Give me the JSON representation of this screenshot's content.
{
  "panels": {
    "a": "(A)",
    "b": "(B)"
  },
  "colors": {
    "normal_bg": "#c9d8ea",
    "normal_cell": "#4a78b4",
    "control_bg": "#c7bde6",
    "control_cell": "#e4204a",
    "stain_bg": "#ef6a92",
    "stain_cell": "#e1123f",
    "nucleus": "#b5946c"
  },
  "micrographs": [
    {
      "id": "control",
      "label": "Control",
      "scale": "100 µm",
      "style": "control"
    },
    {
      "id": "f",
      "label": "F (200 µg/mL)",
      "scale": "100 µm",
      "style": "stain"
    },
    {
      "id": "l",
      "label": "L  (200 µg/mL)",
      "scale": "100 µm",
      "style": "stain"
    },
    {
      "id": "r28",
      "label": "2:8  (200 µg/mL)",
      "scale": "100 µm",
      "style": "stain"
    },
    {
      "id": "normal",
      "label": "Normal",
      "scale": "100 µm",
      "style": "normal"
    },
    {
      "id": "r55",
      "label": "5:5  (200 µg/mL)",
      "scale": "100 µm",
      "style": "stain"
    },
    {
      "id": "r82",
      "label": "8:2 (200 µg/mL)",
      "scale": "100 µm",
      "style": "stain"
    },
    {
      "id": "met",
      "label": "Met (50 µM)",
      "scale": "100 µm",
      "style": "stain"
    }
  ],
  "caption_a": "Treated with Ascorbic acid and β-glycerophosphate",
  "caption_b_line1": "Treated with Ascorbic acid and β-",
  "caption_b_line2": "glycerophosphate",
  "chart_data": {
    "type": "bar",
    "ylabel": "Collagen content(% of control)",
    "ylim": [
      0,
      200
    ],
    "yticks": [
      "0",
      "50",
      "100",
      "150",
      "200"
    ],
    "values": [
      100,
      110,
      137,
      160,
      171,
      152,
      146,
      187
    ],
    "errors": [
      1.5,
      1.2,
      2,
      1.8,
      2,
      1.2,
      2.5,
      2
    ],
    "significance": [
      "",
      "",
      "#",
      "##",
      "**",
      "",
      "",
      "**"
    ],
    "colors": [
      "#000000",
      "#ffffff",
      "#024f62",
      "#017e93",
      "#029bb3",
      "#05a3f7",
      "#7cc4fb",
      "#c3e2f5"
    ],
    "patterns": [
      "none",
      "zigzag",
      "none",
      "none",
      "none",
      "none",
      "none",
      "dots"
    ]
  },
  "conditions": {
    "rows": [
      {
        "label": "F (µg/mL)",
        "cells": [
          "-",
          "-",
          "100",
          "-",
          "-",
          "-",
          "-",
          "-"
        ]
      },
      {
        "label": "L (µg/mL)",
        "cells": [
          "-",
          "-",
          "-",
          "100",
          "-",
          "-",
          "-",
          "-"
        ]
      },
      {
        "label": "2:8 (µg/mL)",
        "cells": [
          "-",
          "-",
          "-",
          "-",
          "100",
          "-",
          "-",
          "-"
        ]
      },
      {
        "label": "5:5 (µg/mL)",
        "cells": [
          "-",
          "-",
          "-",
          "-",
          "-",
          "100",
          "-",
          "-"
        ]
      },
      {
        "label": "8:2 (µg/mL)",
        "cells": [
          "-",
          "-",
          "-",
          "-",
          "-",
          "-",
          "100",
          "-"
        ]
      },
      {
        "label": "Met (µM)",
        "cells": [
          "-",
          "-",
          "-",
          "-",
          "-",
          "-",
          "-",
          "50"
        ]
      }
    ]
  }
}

::::::

=== Do this ===
Reproduce each record shown above without altering a single word.

=== The answer ===
Give me the JSON representation of this screenshot's content.
{
  "panels": {
    "a": "(A)",
    "b": "(B)"
  },
  "colors": {
    "normal_bg": "#c9d8ea",
    "normal_cell": "#4a78b4",
    "control_bg": "#c7bde6",
    "control_cell": "#e4204a",
    "stain_bg": "#ef6a92",
    "stain_cell": "#e1123f",
    "nucleus": "#b5946c"
  },
  "micrographs": [
    {
      "id": "control",
      "label": "Control",
      "scale": "100 µm",
      "style": "control"
    },
    {
      "id": "f",
      "label": "F (200 µg/mL)",
      "scale": "100 µm",
      "style": "stain"
    },
    {
      "id": "l",
      "label": "L  (200 µg/mL)",
      "scale": "100 µm",
      "style": "stain"
    },
    {
      "id": "r28",
      "label": "2:8  (200 µg/mL)",
      "scale": "100 µm",
      "style": "stain"
    },
    {
      "id": "normal",
      "label": "Normal",
      "scale": "100 µm",
      "style": "normal"
    },
    {
      "id": "r55",
      "label": "5:5  (200 µg/mL)",
      "scale": "100 µm",
      "style": "stain"
    },
    {
      "id": "r82",
      "label": "8:2 (200 µg/mL)",
      "scale": "100 µm",
      "style": "stain"
    },
    {
      "id": "met",
      "label": "Met (50 µM)",
      "scale": "100 µm",
      "style": "stain"
    }
  ],
  "caption_a": "Treated with Ascorbic acid and β-glycerophosphate",
  "caption_b_line1": "Treated with Ascorbic acid and β-",
  "caption_b_line2": "glycerophosphate",
  "chart_data": {
    "type": "bar",
    "ylabel": "Collagen content(% of control)",
    "ylim": [
      0,
      200
    ],
    "yticks": [
      "0",
      "50",
      "100",
      "150",
      "200"
    ],
    "values": [
      100,
      110,
      137,
      160,
      171,
      152,
      146,
      187
    ],
    "errors": [
      1.5,
      1.2,
      2,
      1.8,
      2,
      1.2,
      2.5,
      2
    ],
    "significance": [
      "",
      "",
      "#",
      "##",
      "**",
      "",
      "",
      "**"
    ],
    "colors": [
      "#000000",
      "#ffffff",
      "#024f62",
      "#017e93",
      "#029bb3",
      "#05a3f7",
      "#7cc4fb",
      "#c3e2f5"
    ],
    "patterns": [
      "none",
      "zigzag",
      "none",
      "none",
      "none",
      "none",
      "none",
      "dots"
    ]
  },
  "conditions": {
    "rows": [
      {
        "label": "F (µg/mL)",
        "cells": [
          "-",
          "-",
          "100",
          "-",
          "-",
          "-",
          "-",
          "-"
        ]
      },
      {
        "label": "L (µg/mL)",
        "cells": [
          "-",
          "-",
          "-",
          "100",
          "-",
          "-",
          "-",
          "-"
        ]
      },
      {
        "label": "2:8 (µg/mL)",
        "cells": [
          "-",
          "-",
          "-",
          "-",
          "100",
          "-",
          "-",
          "-"
        ]
      },
      {
        "label": "5:5 (µg/mL)",
        "cells": [
          "-",
          "-",
          "-",
          "-",
          "-",
          "100",
          "-",
          "-"
        ]
      },
      {
        "label": "8:2 (µg/mL)",
        "cells": [
          "-",
          "-",
          "-",
          "-",
          "-",
          "-",
          "100",
          "-"
        ]
      },
      {
        "label": "Met (µM)",
        "cells": [
          "-",
          "-",
          "-",
          "-",
          "-",
          "-",
          "-",
          "50"
        ]
      }
    ]
  }
}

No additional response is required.